Figure dataset records:

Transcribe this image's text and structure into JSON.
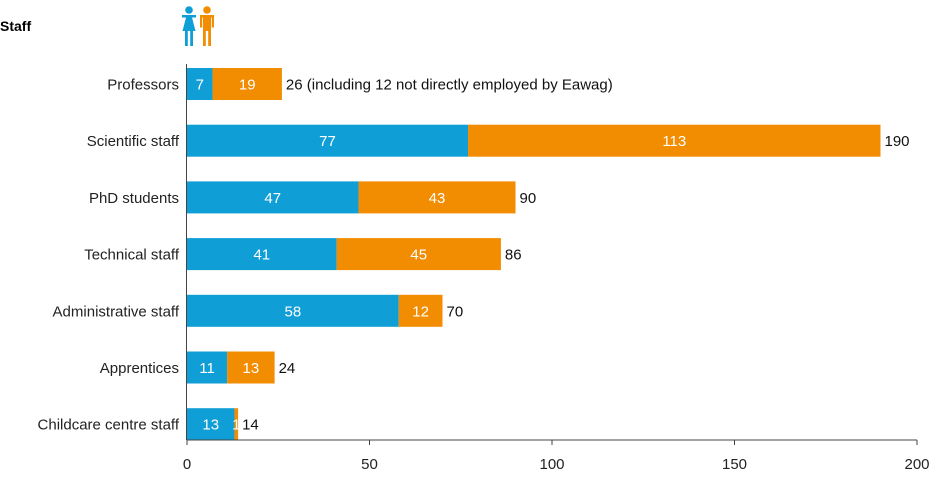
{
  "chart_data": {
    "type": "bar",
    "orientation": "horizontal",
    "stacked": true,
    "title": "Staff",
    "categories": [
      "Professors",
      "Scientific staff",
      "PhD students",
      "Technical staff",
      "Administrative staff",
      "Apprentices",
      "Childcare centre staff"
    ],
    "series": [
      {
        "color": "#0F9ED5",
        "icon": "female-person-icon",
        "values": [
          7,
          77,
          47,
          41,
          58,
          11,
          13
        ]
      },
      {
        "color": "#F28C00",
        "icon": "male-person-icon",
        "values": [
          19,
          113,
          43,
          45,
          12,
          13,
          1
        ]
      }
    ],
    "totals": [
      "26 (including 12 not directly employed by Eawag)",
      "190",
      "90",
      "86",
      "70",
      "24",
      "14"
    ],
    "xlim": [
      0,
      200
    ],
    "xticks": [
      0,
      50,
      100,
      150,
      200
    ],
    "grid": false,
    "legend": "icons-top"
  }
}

Task objective:
Make an exact copy of the listing above. Do not include the pictures.

Response to this task:
Transcribe this image's text and structure into JSON.
{
  "chart_data": {
    "type": "bar",
    "orientation": "horizontal",
    "stacked": true,
    "title": "Staff",
    "categories": [
      "Professors",
      "Scientific staff",
      "PhD students",
      "Technical staff",
      "Administrative staff",
      "Apprentices",
      "Childcare centre staff"
    ],
    "series": [
      {
        "color": "#0F9ED5",
        "icon": "female-person-icon",
        "values": [
          7,
          77,
          47,
          41,
          58,
          11,
          13
        ]
      },
      {
        "color": "#F28C00",
        "icon": "male-person-icon",
        "values": [
          19,
          113,
          43,
          45,
          12,
          13,
          1
        ]
      }
    ],
    "totals": [
      "26 (including 12 not directly employed by Eawag)",
      "190",
      "90",
      "86",
      "70",
      "24",
      "14"
    ],
    "xlim": [
      0,
      200
    ],
    "xticks": [
      0,
      50,
      100,
      150,
      200
    ],
    "grid": false,
    "legend": "icons-top"
  }
}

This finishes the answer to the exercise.